EXERCISE DIRECTIONS
Express the lines from the one containing "series-markers [385,37,1957,1419]" through the one containing "series-line-pvk [393,42,1948,1311]", both included, as a numbered list with blank lines left out.

EXERCISE DATA
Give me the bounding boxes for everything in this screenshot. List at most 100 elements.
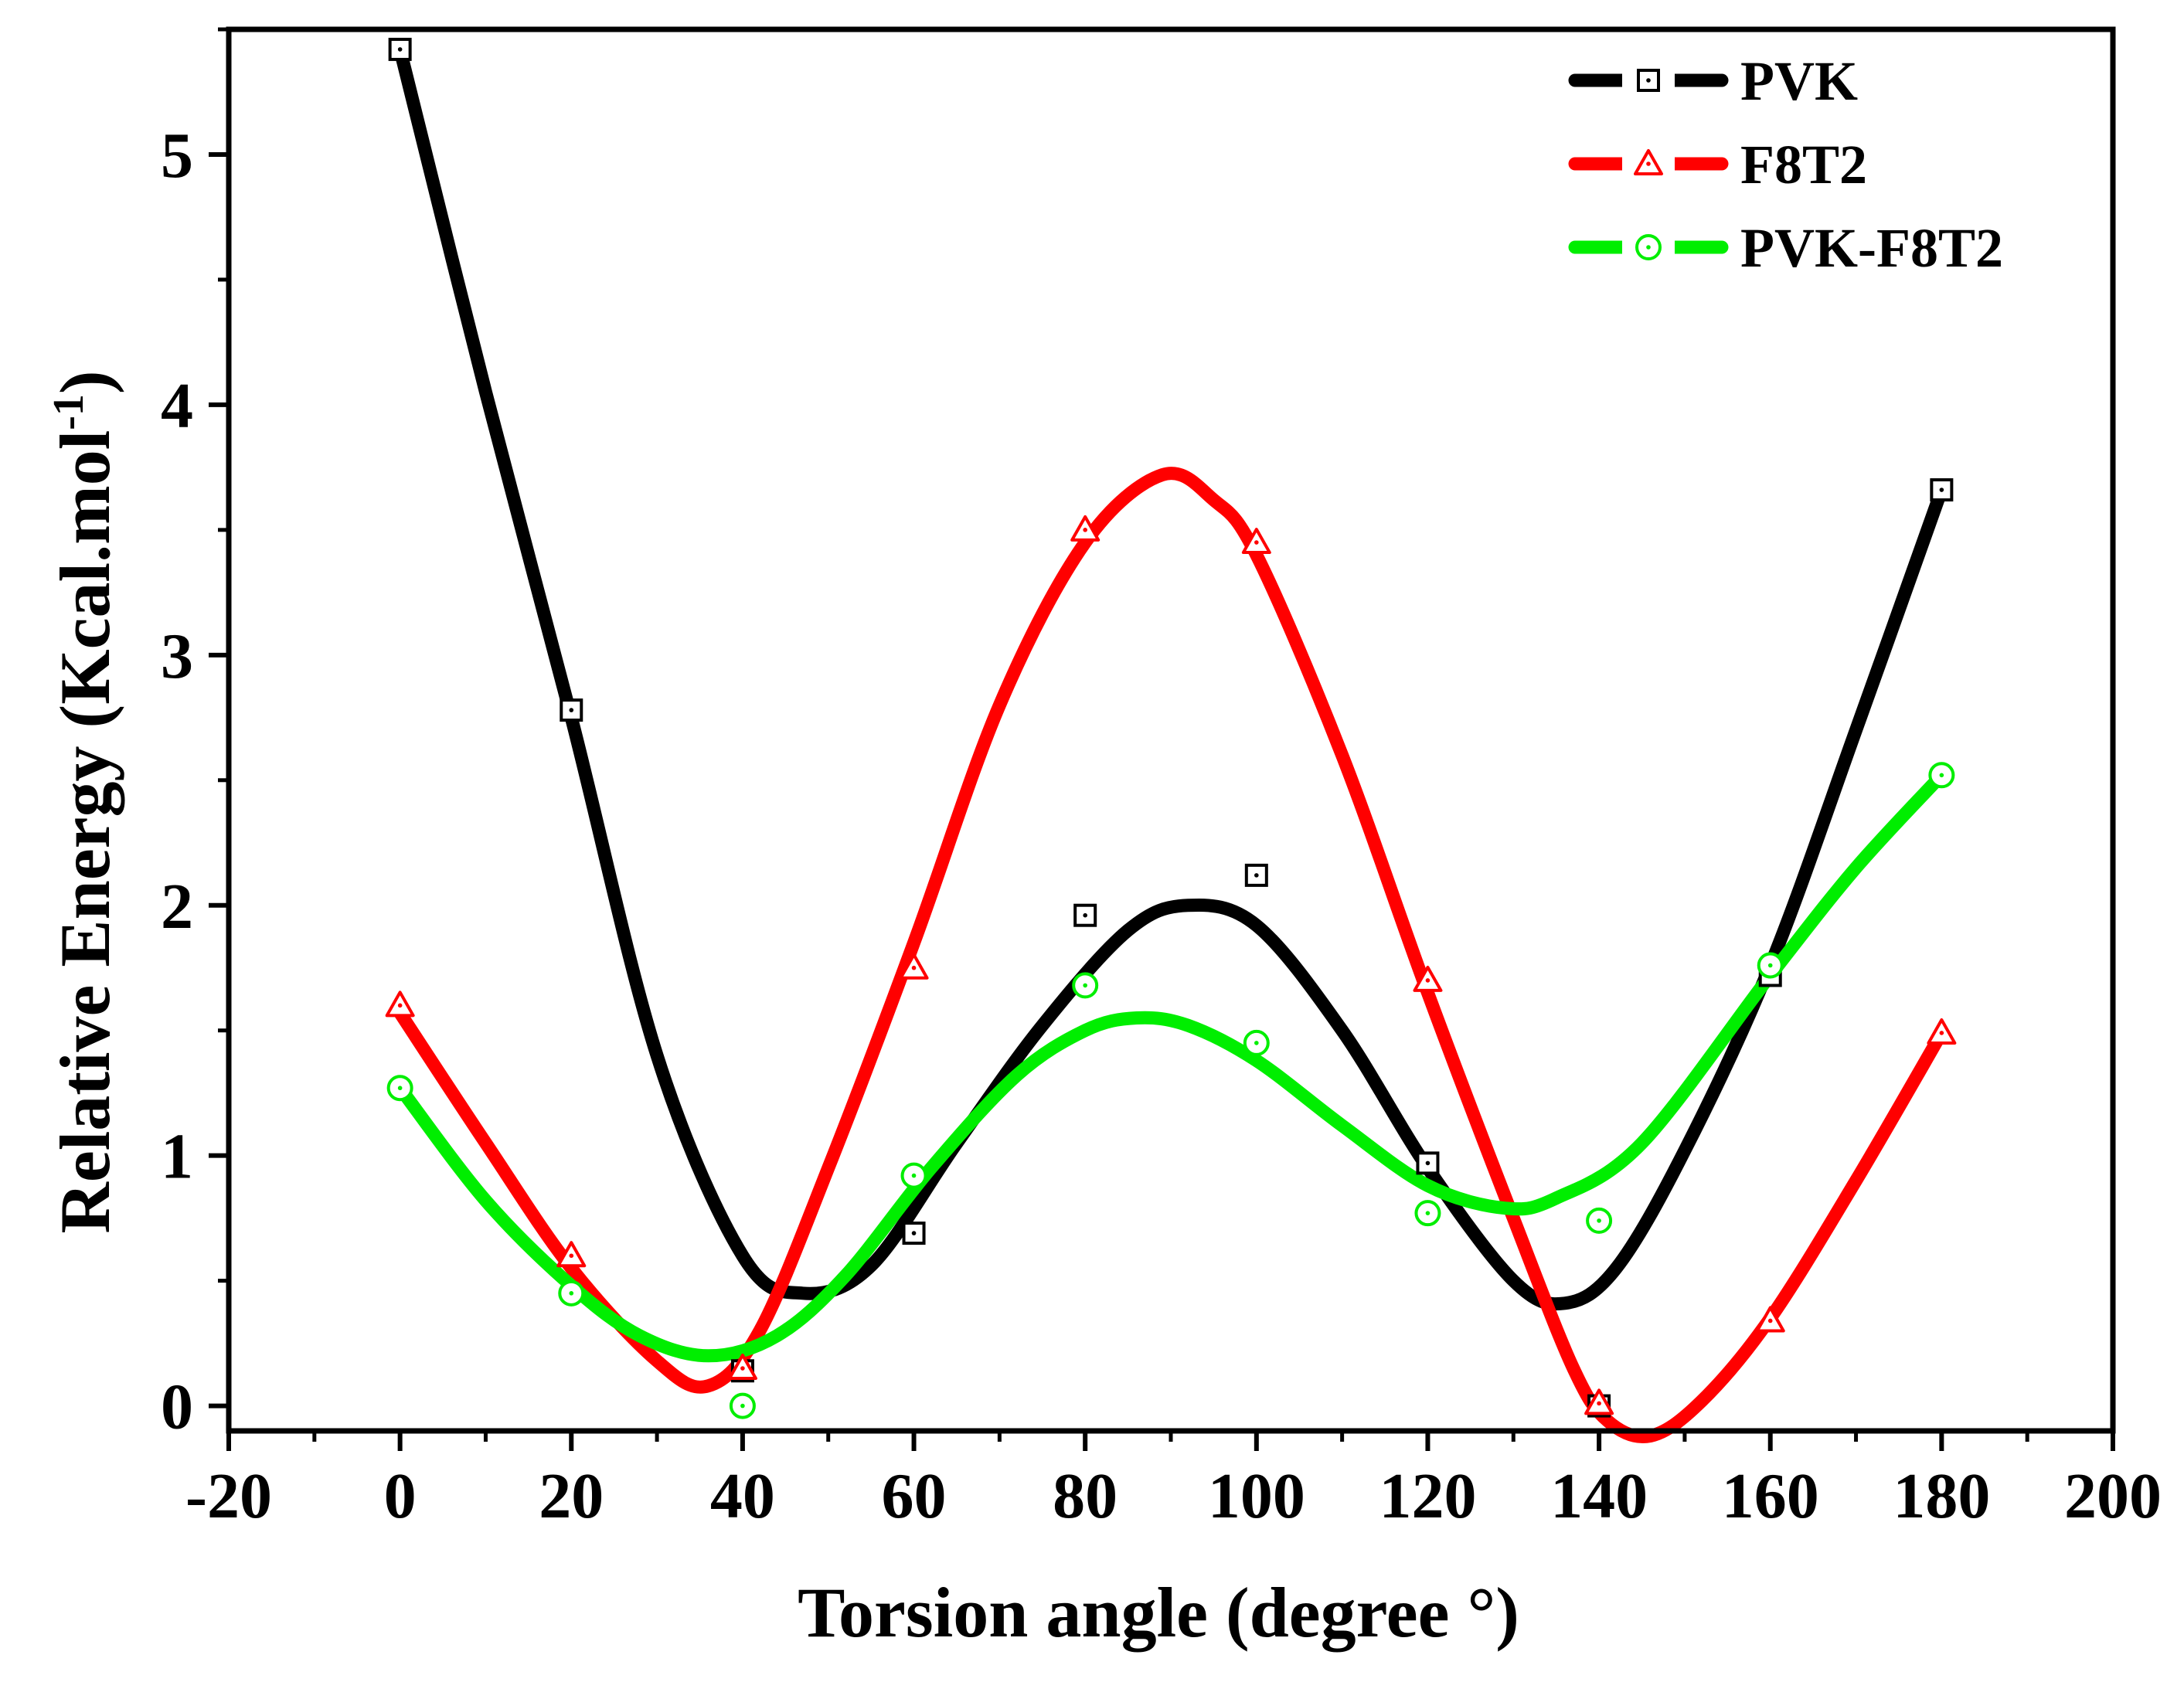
series-markers [385,37,1957,1419]
marker-center-dot [1646,161,1651,166]
marker-center-dot [397,1003,403,1008]
legend-marker [1637,69,1660,92]
data-point-pvk [1244,863,1268,887]
marker-square-shape [388,37,412,61]
marker-center-dot [1767,963,1773,968]
marker-square-shape [1637,69,1660,92]
x-tick-label: 80 [1053,1460,1118,1532]
data-point-f8t2 [1755,1306,1785,1333]
marker-center-dot [1425,1160,1430,1166]
x-tick-label: 160 [1722,1460,1819,1532]
y-tick-label: 0 [161,1371,193,1443]
data-point-pvk-f8t2 [1586,1207,1613,1234]
marker-center-dot [1083,983,1087,988]
data-point-pvk [1073,903,1097,927]
x-tick-label: 60 [882,1460,947,1532]
marker-center-dot [1254,1041,1259,1045]
y-tick-label: 2 [161,871,193,943]
marker-center-dot [1646,245,1651,250]
data-point-f8t2 [556,1241,587,1268]
data-point-pvk [1930,478,1954,502]
data-point-pvk-f8t2 [386,1075,413,1102]
marker-square-shape [902,1222,926,1245]
marker-center-dot [1767,1318,1773,1324]
y-tick-label: 1 [161,1121,193,1193]
marker-center-dot [911,1231,917,1235]
legend-label: F8T2 [1740,134,1867,195]
x-tick-label: 40 [710,1460,775,1532]
y-tick-label: 5 [161,120,193,192]
legend-item-pvk-f8t2: PVK-F8T2 [1568,217,2003,279]
marker-center-dot [1939,1031,1944,1035]
marker-center-dot [1425,1211,1430,1215]
x-axis-ticks: -20 0 20 40 60 80 100 120 140 160 180 200 [185,1431,2162,1532]
marker-center-dot [1646,78,1651,83]
marker-center-dot [1425,978,1430,983]
data-point-f8t2 [1070,515,1101,542]
x-tick-label: 100 [1208,1460,1305,1532]
data-point-f8t2 [1927,1018,1957,1045]
legend: PVK F8T2 PVK-F8T2 [1568,50,2003,279]
x-tick-label: 20 [539,1460,604,1532]
x-tick-label: 120 [1379,1460,1476,1532]
data-point-pvk [560,698,583,722]
legend-label: PVK [1740,50,1858,112]
series-line-pvk [393,42,1948,1311]
marker-center-dot [397,47,403,52]
marker-center-dot [1939,488,1944,492]
data-point-pvk-f8t2 [1414,1200,1441,1227]
marker-center-dot [1083,912,1087,918]
marker-center-dot [911,965,917,970]
x-tick-label: 0 [384,1460,417,1532]
x-tick-label: 140 [1550,1460,1648,1532]
x-tick-label: 200 [2064,1460,2162,1532]
legend-label: PVK-F8T2 [1740,217,2003,279]
data-point-f8t2 [1413,965,1443,992]
data-point-pvk-f8t2 [1757,952,1784,979]
data-point-pvk [388,37,412,61]
marker-center-dot [740,1403,745,1408]
x-tick-label: -20 [185,1460,272,1532]
marker-square-shape [1930,478,1954,502]
marker-center-dot [1939,773,1944,778]
x-axis-title: Torsion angle (degree °) [798,1573,1519,1652]
y-tick-label: 3 [161,620,193,692]
data-point-pvk [1416,1151,1440,1175]
data-point-f8t2 [385,991,415,1018]
series-line-pvk-f8t2 [393,768,1948,1363]
data-point-f8t2 [1584,1388,1614,1415]
x-tick-label: 180 [1893,1460,1990,1532]
y-axis-title: Relative Energy (Kcal.mol-1) [45,370,124,1233]
y-axis-title-superscript: -1 [45,394,93,430]
marker-center-dot [1254,540,1259,545]
marker-center-dot [569,1253,574,1259]
legend-item-pvk: PVK [1568,50,1858,112]
data-point-f8t2 [1241,528,1271,555]
y-axis-ticks: 0 1 2 3 4 5 [161,27,229,1443]
data-point-f8t2 [899,953,929,980]
marker-center-dot [911,1173,917,1178]
data-point-pvk-f8t2 [1243,1029,1270,1056]
marker-center-dot [1597,1218,1601,1223]
data-point-pvk-f8t2 [1928,762,1955,789]
data-point-pvk [902,1222,926,1245]
marker-center-dot [569,708,574,712]
marker-center-dot [740,1366,745,1371]
data-point-pvk-f8t2 [900,1162,927,1189]
y-tick-label: 4 [161,370,193,442]
legend-marker [1634,149,1663,175]
data-point-f8t2 [727,1354,757,1381]
marker-center-dot [569,1291,574,1296]
legend-item-f8t2: F8T2 [1568,134,1867,195]
y-axis-title-close: ) [46,370,124,394]
data-point-pvk-f8t2 [729,1392,756,1419]
series-line-f8t2 [393,467,1948,1443]
y-axis-title-main: Relative Energy (Kcal.mol [46,430,124,1234]
marker-center-dot [1254,873,1259,878]
marker-center-dot [1597,1401,1601,1406]
legend-marker [1635,234,1662,260]
series-curves [393,42,1948,1443]
data-point-pvk-f8t2 [1072,972,1099,999]
marker-center-dot [1083,528,1087,532]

COMPLETE OUTPUT
1. series-markers [385,37,1957,1419]
2. marker-center-dot [1646,161,1651,166]
3. marker-center-dot [397,1003,403,1008]
4. legend-marker [1637,69,1660,92]
5. data-point-pvk [1244,863,1268,887]
6. marker-square-shape [388,37,412,61]
7. marker-center-dot [1767,963,1773,968]
8. marker-square-shape [1637,69,1660,92]
9. x-tick-label: 80 [1053,1460,1118,1532]
10. data-point-f8t2 [1755,1306,1785,1333]
11. marker-center-dot [1425,1160,1430,1166]
12. x-tick-label: 160 [1722,1460,1819,1532]
13. y-tick-label: 0 [161,1371,193,1443]
14. data-point-pvk-f8t2 [1586,1207,1613,1234]
15. marker-center-dot [1083,983,1087,988]
16. data-point-pvk [1073,903,1097,927]
17. x-tick-label: 60 [882,1460,947,1532]
18. marker-center-dot [1254,1041,1259,1045]
19. y-tick-label: 2 [161,871,193,943]
20. marker-center-dot [1646,245,1651,250]
21. data-point-f8t2 [556,1241,587,1268]
22. data-point-pvk [1930,478,1954,502]
23. data-point-pvk-f8t2 [386,1075,413,1102]
24. marker-square-shape [902,1222,926,1245]
25. marker-center-dot [1767,1318,1773,1324]
26. y-tick-label: 1 [161,1121,193,1193]
27. marker-center-dot [911,1231,917,1235]
28. legend-label: F8T2 [1740,134,1867,195]
29. x-tick-label: 40 [710,1460,775,1532]
30. y-tick-label: 5 [161,120,193,192]
31. legend-item-pvk-f8t2: PVK-F8T2 [1568,217,2003,279]
32. marker-center-dot [1939,1031,1944,1035]
33. marker-center-dot [1425,1211,1430,1215]
34. x-axis-ticks: -20 0 20 40 60 80 100 120 140 160 180 200 [185,1431,2162,1532]
35. marker-center-dot [1646,78,1651,83]
36. marker-center-dot [1425,978,1430,983]
37. data-point-f8t2 [1070,515,1101,542]
38. x-tick-label: 100 [1208,1460,1305,1532]
39. data-point-f8t2 [1927,1018,1957,1045]
40. legend: PVK F8T2 PVK-F8T2 [1568,50,2003,279]
41. x-tick-label: 20 [539,1460,604,1532]
42. x-tick-label: 120 [1379,1460,1476,1532]
43. data-point-pvk [560,698,583,722]
44. legend-label: PVK [1740,50,1858,112]
45. series-line-pvk [393,42,1948,1311]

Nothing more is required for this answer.